Short exercise:
Extract the records below word for word and ignore the images.

Dataset records
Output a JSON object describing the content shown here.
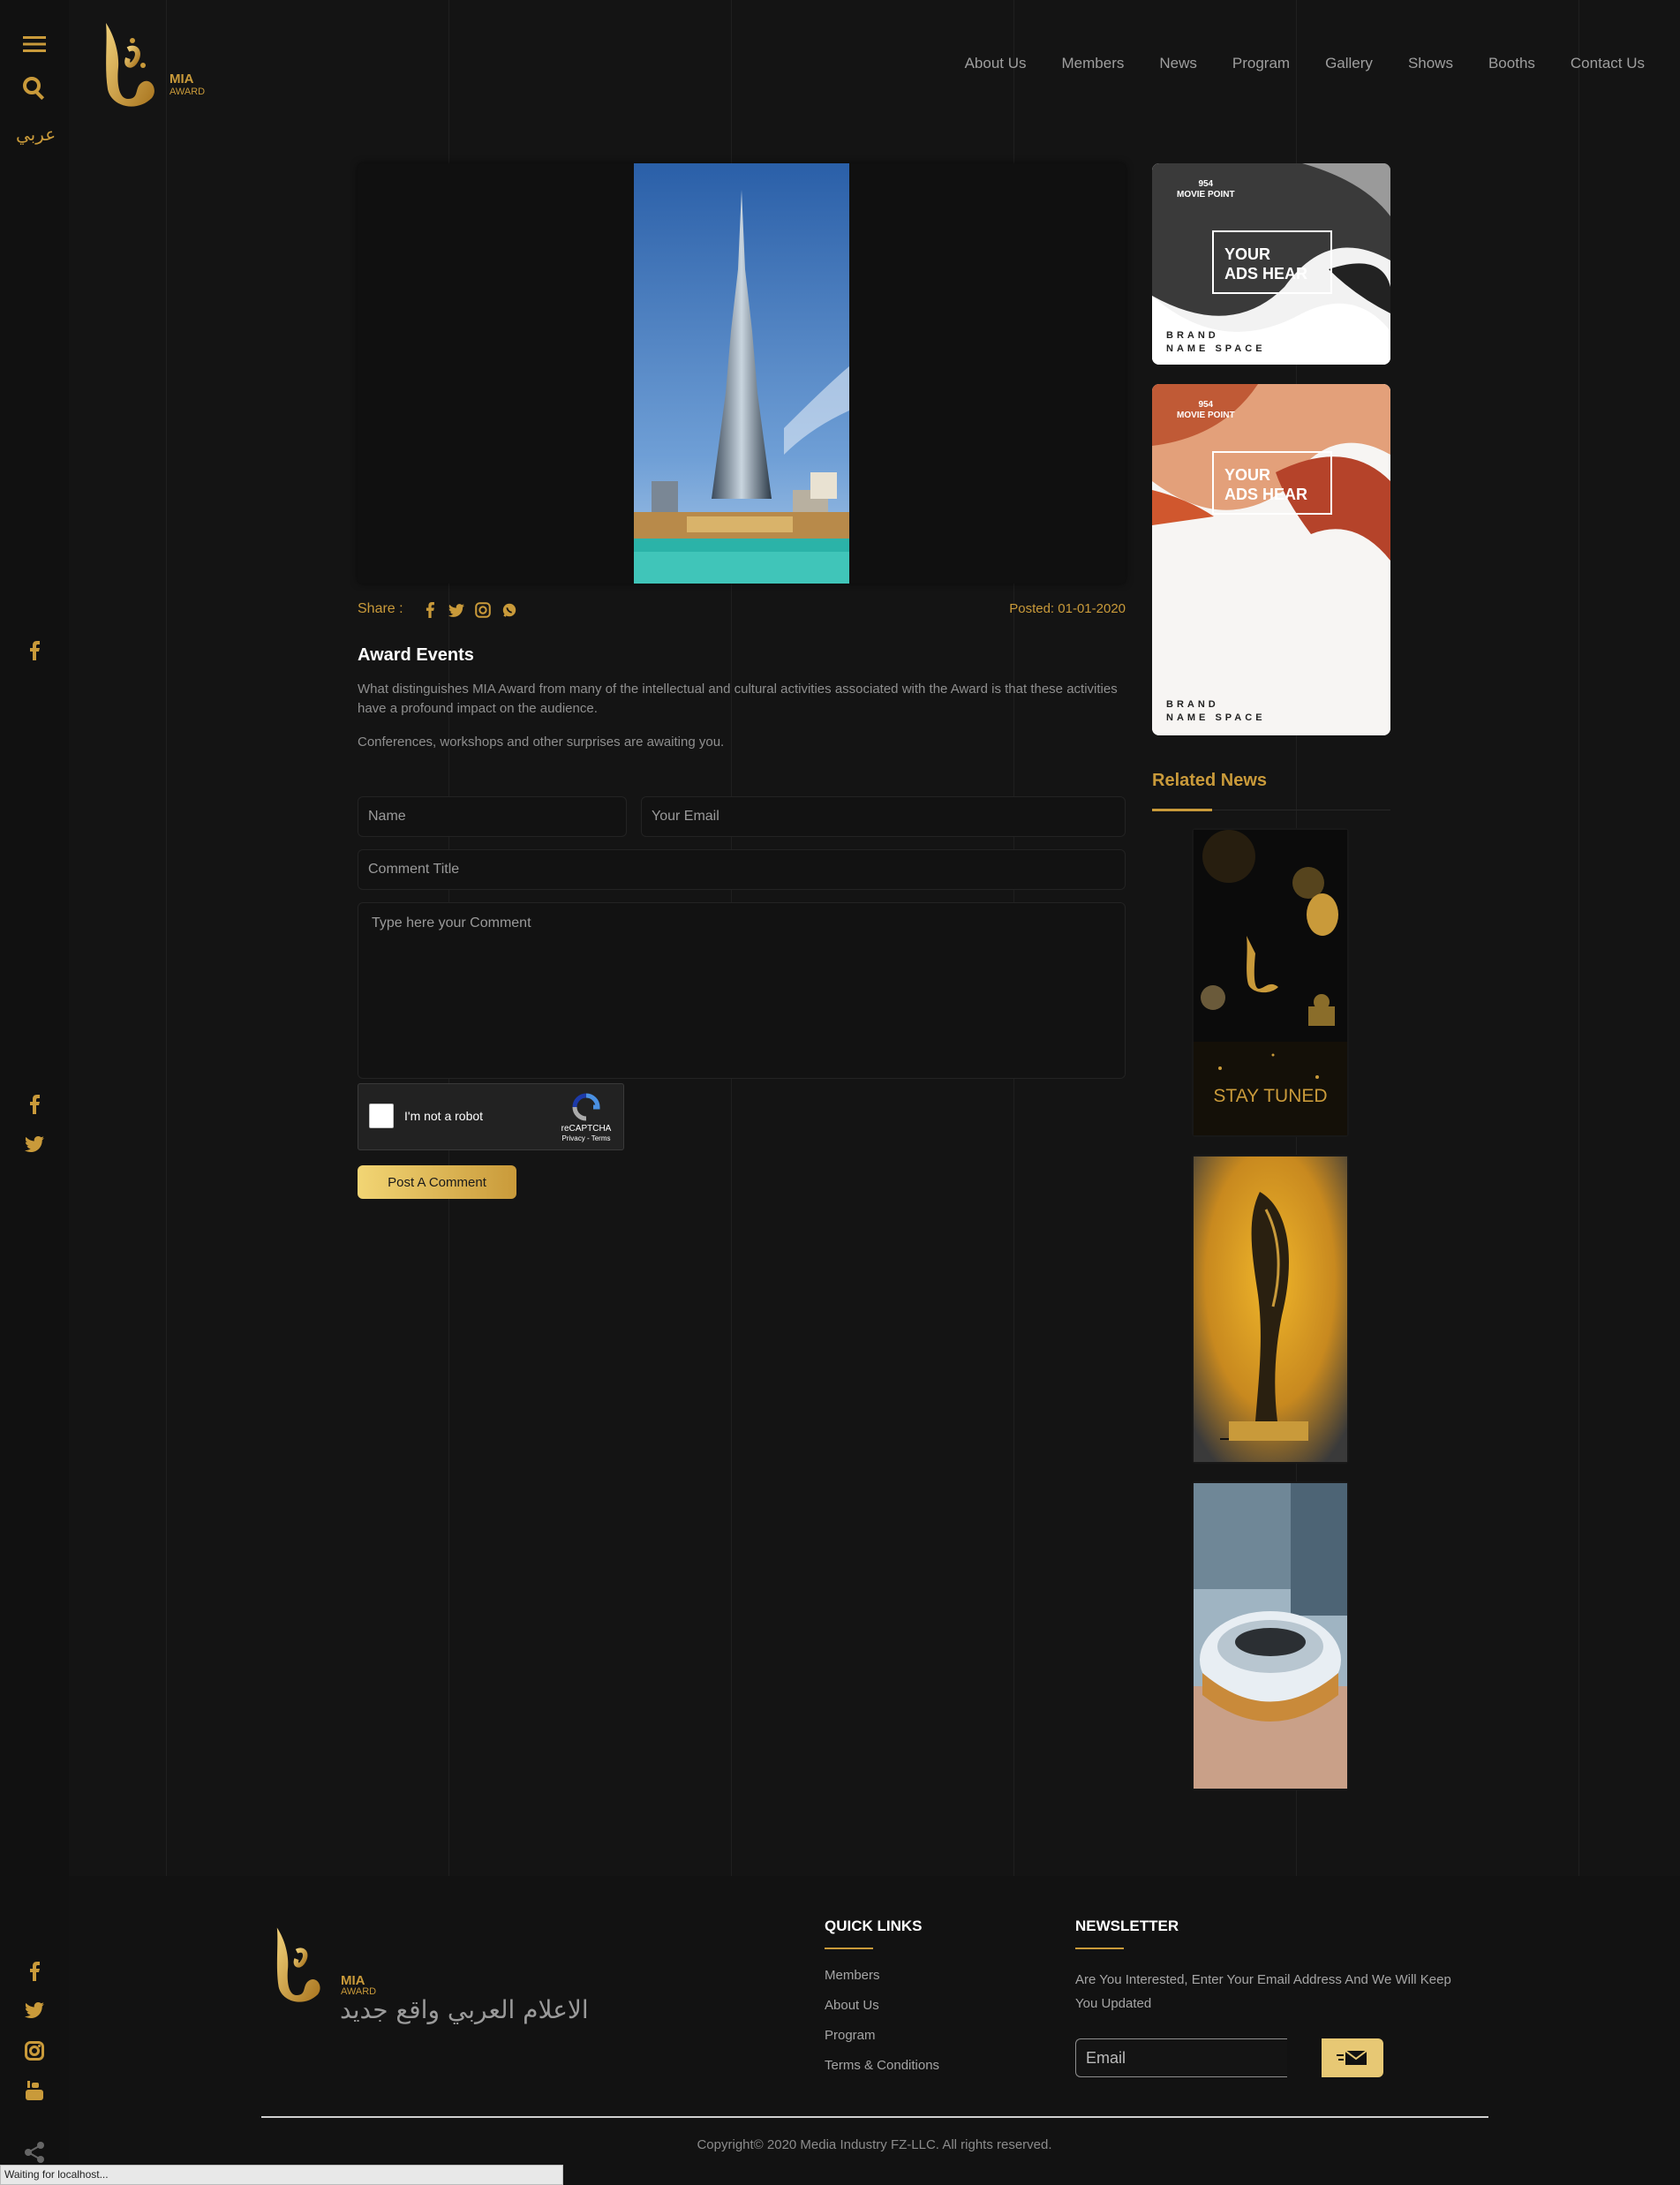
{
  "header": {
    "logo_text": "MIA",
    "logo_sub": "AWARD",
    "nav": [
      "About Us",
      "Members",
      "News",
      "Program",
      "Gallery",
      "Shows",
      "Booths",
      "Contact Us"
    ]
  },
  "rail": {
    "language_toggle": "عربي"
  },
  "article": {
    "share_label": "Share :",
    "posted": "Posted: 01-01-2020",
    "title": "Award Events",
    "paragraphs": [
      "What distinguishes MIA Award from many of the intellectual and cultural activities associated with the Award is that these activities have a profound impact on the audience.",
      "Conferences, workshops and other surprises are awaiting you."
    ]
  },
  "comment_form": {
    "name_placeholder": "Name",
    "email_placeholder": "Your Email",
    "title_placeholder": "Comment Title",
    "comment_placeholder": "Type here your Comment",
    "captcha_label": "I'm not a robot",
    "captcha_brand": "reCAPTCHA",
    "captcha_links": "Privacy - Terms",
    "submit_label": "Post A Comment"
  },
  "ads": [
    {
      "point": "954",
      "point_label": "MOVIE POINT",
      "headline_1": "YOUR",
      "headline_2": "ADS HEAR",
      "brand_1": "BRAND",
      "brand_2": "NAME SPACE",
      "accent": "#3a3a3a"
    },
    {
      "point": "954",
      "point_label": "MOVIE POINT",
      "headline_1": "YOUR",
      "headline_2": "ADS HEAR",
      "brand_1": "BRAND",
      "brand_2": "NAME SPACE",
      "accent": "#b5432a"
    }
  ],
  "related": {
    "title": "Related News",
    "thumb_1_caption": "STAY TUNED"
  },
  "footer": {
    "logo_text": "MIA",
    "logo_sub": "AWARD",
    "slogan": "الاعلام العربي واقع جديد",
    "quick_links_title": "QUICK LINKS",
    "quick_links": [
      "Members",
      "About Us",
      "Program",
      "Terms & Conditions"
    ],
    "newsletter_title": "NEWSLETTER",
    "newsletter_text": "Are You Interested, Enter Your Email Address And We Will Keep You Updated",
    "email_placeholder": "Email",
    "copyright": "Copyright© 2020 Media Industry FZ-LLC. All rights reserved."
  },
  "status_bar": "Waiting for localhost...",
  "colors": {
    "gold": "#c99a3a",
    "background": "#141414"
  }
}
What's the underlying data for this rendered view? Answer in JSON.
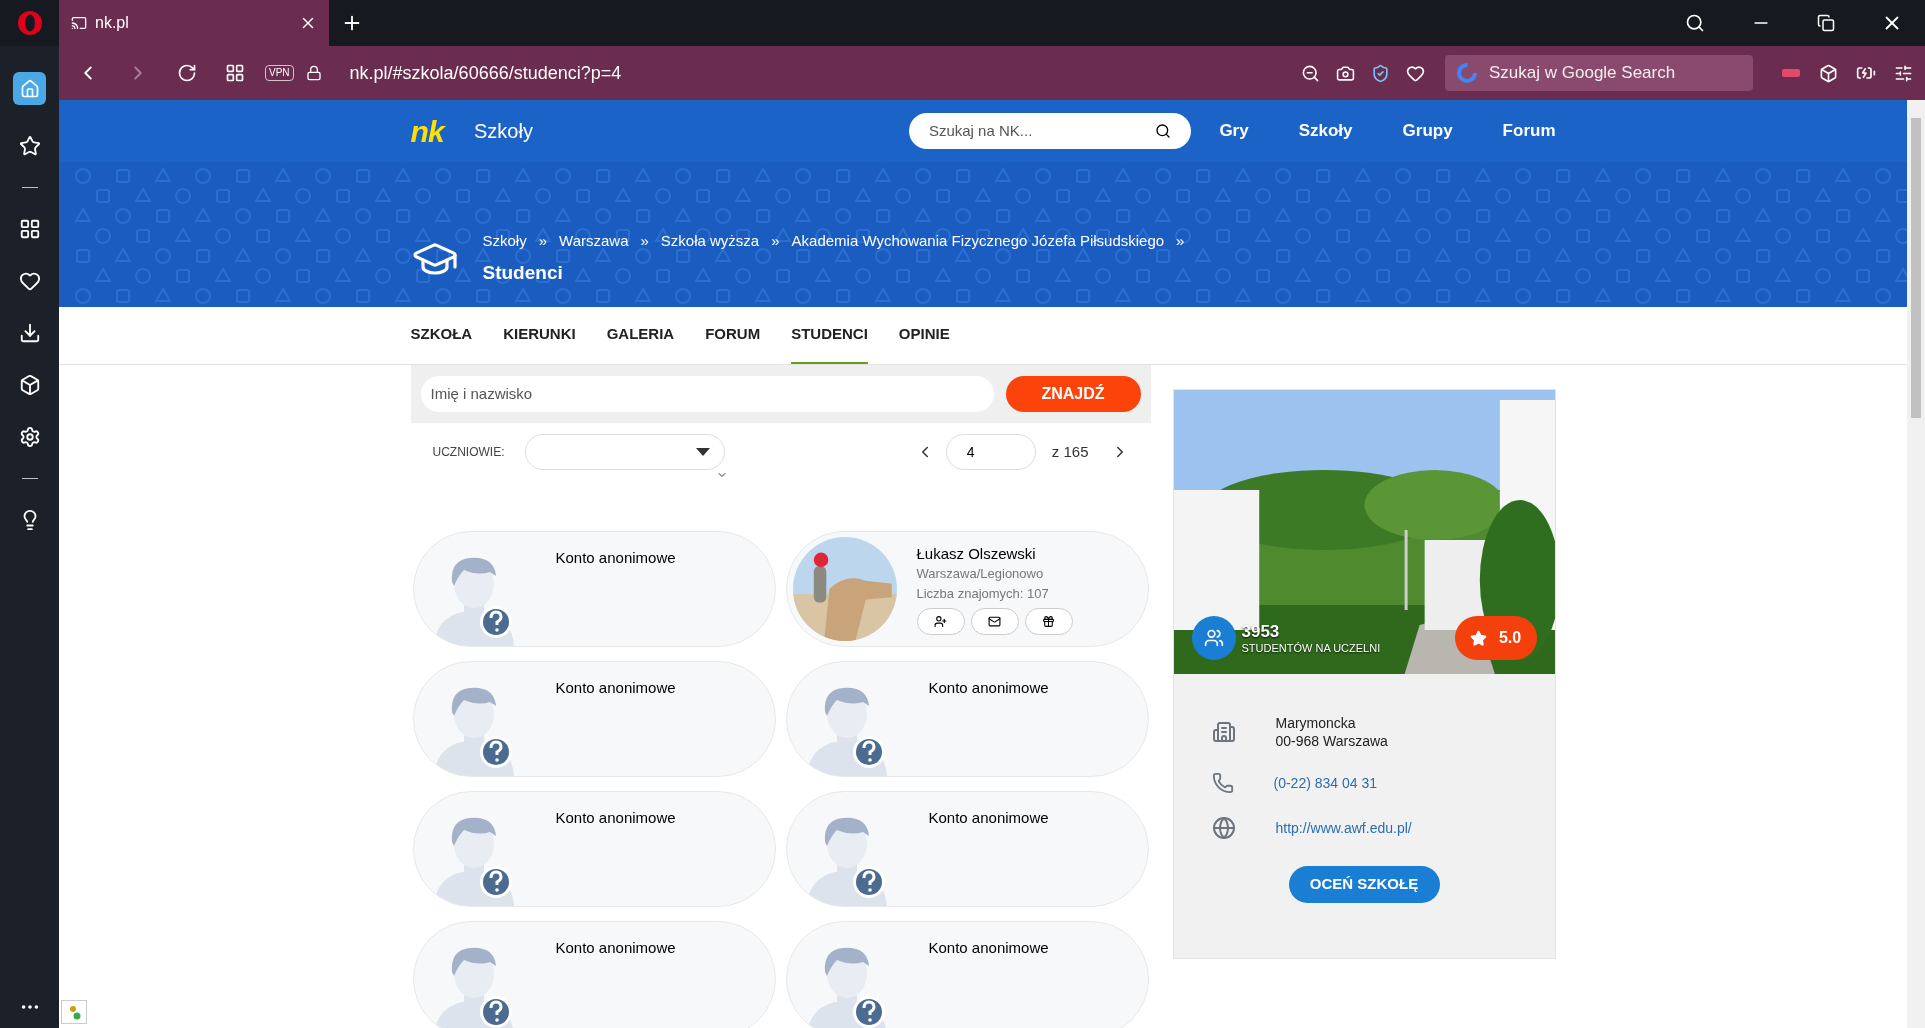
{
  "browser": {
    "tab_title": "nk.pl",
    "vpn": "VPN",
    "address": "nk.pl/#szkola/60666/studenci?p=4",
    "search_placeholder": "Szukaj w Google Search"
  },
  "site_header": {
    "logo": "nk",
    "section": "Szkoły",
    "search_placeholder": "Szukaj na NK...",
    "nav": [
      "Gry",
      "Szkoły",
      "Grupy",
      "Forum"
    ]
  },
  "banner": {
    "breadcrumbs": [
      {
        "label": "Szkoły",
        "separator": "»"
      },
      {
        "label": "Warszawa",
        "separator": "»"
      },
      {
        "label": "Szkoła wyższa",
        "separator": "»"
      },
      {
        "label": "Akademia Wychowania Fizycznego Józefa Piłsudskiego",
        "separator": "»"
      }
    ],
    "title": "Studenci"
  },
  "tabs": [
    {
      "label": "SZKOŁA",
      "selected": false
    },
    {
      "label": "KIERUNKI",
      "selected": false
    },
    {
      "label": "GALERIA",
      "selected": false
    },
    {
      "label": "FORUM",
      "selected": false
    },
    {
      "label": "STUDENCI",
      "selected": true
    },
    {
      "label": "OPINIE",
      "selected": false
    }
  ],
  "search": {
    "placeholder": "Imię i nazwisko",
    "button": "ZNAJDŹ"
  },
  "filter": {
    "label": "UCZNIOWIE:"
  },
  "pagination": {
    "page": "4",
    "total": "z 165"
  },
  "students": [
    {
      "kind": "anonymous",
      "name": "Konto anonimowe"
    },
    {
      "kind": "profile",
      "name": "Łukasz Olszewski",
      "location": "Warszawa/Legionowo",
      "friends": "Liczba znajomych: 107"
    },
    {
      "kind": "anonymous",
      "name": "Konto anonimowe"
    },
    {
      "kind": "anonymous",
      "name": "Konto anonimowe"
    },
    {
      "kind": "anonymous",
      "name": "Konto anonimowe"
    },
    {
      "kind": "anonymous",
      "name": "Konto anonimowe"
    },
    {
      "kind": "anonymous",
      "name": "Konto anonimowe"
    },
    {
      "kind": "anonymous",
      "name": "Konto anonimowe"
    }
  ],
  "school": {
    "students_count": "3953",
    "students_label": "STUDENTÓW NA UCZELNI",
    "rating": "5.0",
    "address": [
      "Marymoncka",
      "00-968 Warszawa"
    ],
    "phone": "(0-22) 834 04 31",
    "website": "http://www.awf.edu.pl/",
    "rate_button": "OCEŃ SZKOŁĘ"
  }
}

Solution for this problem:
Output a JSON object describing the content shown here.
{
  "header": {
    "logo_text": "MIA",
    "logo_sub": "AWARD",
    "nav": [
      "About Us",
      "Members",
      "News",
      "Program",
      "Gallery",
      "Shows",
      "Booths",
      "Contact Us"
    ]
  },
  "rail": {
    "language_toggle": "عربي"
  },
  "article": {
    "share_label": "Share :",
    "posted": "Posted: 01-01-2020",
    "title": "Award Events",
    "paragraphs": [
      "What distinguishes MIA Award from many of the intellectual and cultural activities associated with the Award is that these activities have a profound impact on the audience.",
      "Conferences, workshops and other surprises are awaiting you."
    ]
  },
  "comment_form": {
    "name_placeholder": "Name",
    "email_placeholder": "Your Email",
    "title_placeholder": "Comment Title",
    "comment_placeholder": "Type here your Comment",
    "captcha_label": "I'm not a robot",
    "captcha_brand": "reCAPTCHA",
    "captcha_links": "Privacy - Terms",
    "submit_label": "Post A Comment"
  },
  "ads": [
    {
      "point": "954",
      "point_label": "MOVIE POINT",
      "headline_1": "YOUR",
      "headline_2": "ADS HEAR",
      "brand_1": "BRAND",
      "brand_2": "NAME SPACE",
      "accent": "#3a3a3a"
    },
    {
      "point": "954",
      "point_label": "MOVIE POINT",
      "headline_1": "YOUR",
      "headline_2": "ADS HEAR",
      "brand_1": "BRAND",
      "brand_2": "NAME SPACE",
      "accent": "#b5432a"
    }
  ],
  "related": {
    "title": "Related News",
    "thumb_1_caption": "STAY TUNED"
  },
  "footer": {
    "logo_text": "MIA",
    "logo_sub": "AWARD",
    "slogan": "الاعلام العربي واقع جديد",
    "quick_links_title": "QUICK LINKS",
    "quick_links": [
      "Members",
      "About Us",
      "Program",
      "Terms & Conditions"
    ],
    "newsletter_title": "NEWSLETTER",
    "newsletter_text": "Are You Interested, Enter Your Email Address And We Will Keep You Updated",
    "email_placeholder": "Email",
    "copyright": "Copyright© 2020 Media Industry FZ-LLC. All rights reserved."
  },
  "status_bar": "Waiting for localhost...",
  "colors": {
    "gold": "#c99a3a",
    "background": "#141414"
  }
}
What's the underlying data for this rendered view? Answer in JSON.
{
  "browser": {
    "tab_title": "nk.pl",
    "vpn": "VPN",
    "address": "nk.pl/#szkola/60666/studenci?p=4",
    "search_placeholder": "Szukaj w Google Search"
  },
  "site_header": {
    "logo": "nk",
    "section": "Szkoły",
    "search_placeholder": "Szukaj na NK...",
    "nav": [
      "Gry",
      "Szkoły",
      "Grupy",
      "Forum"
    ]
  },
  "banner": {
    "breadcrumbs": [
      {
        "label": "Szkoły",
        "separator": "»"
      },
      {
        "label": "Warszawa",
        "separator": "»"
      },
      {
        "label": "Szkoła wyższa",
        "separator": "»"
      },
      {
        "label": "Akademia Wychowania Fizycznego Józefa Piłsudskiego",
        "separator": "»"
      }
    ],
    "title": "Studenci"
  },
  "tabs": [
    {
      "label": "SZKOŁA",
      "selected": false
    },
    {
      "label": "KIERUNKI",
      "selected": false
    },
    {
      "label": "GALERIA",
      "selected": false
    },
    {
      "label": "FORUM",
      "selected": false
    },
    {
      "label": "STUDENCI",
      "selected": true
    },
    {
      "label": "OPINIE",
      "selected": false
    }
  ],
  "search": {
    "placeholder": "Imię i nazwisko",
    "button": "ZNAJDŹ"
  },
  "filter": {
    "label": "UCZNIOWIE:"
  },
  "pagination": {
    "page": "4",
    "total": "z 165"
  },
  "students": [
    {
      "kind": "anonymous",
      "name": "Konto anonimowe"
    },
    {
      "kind": "profile",
      "name": "Łukasz Olszewski",
      "location": "Warszawa/Legionowo",
      "friends": "Liczba znajomych: 107"
    },
    {
      "kind": "anonymous",
      "name": "Konto anonimowe"
    },
    {
      "kind": "anonymous",
      "name": "Konto anonimowe"
    },
    {
      "kind": "anonymous",
      "name": "Konto anonimowe"
    },
    {
      "kind": "anonymous",
      "name": "Konto anonimowe"
    },
    {
      "kind": "anonymous",
      "name": "Konto anonimowe"
    },
    {
      "kind": "anonymous",
      "name": "Konto anonimowe"
    }
  ],
  "school": {
    "students_count": "3953",
    "students_label": "STUDENTÓW NA UCZELNI",
    "rating": "5.0",
    "address": [
      "Marymoncka",
      "00-968 Warszawa"
    ],
    "phone": "(0-22) 834 04 31",
    "website": "http://www.awf.edu.pl/",
    "rate_button": "OCEŃ SZKOŁĘ"
  }
}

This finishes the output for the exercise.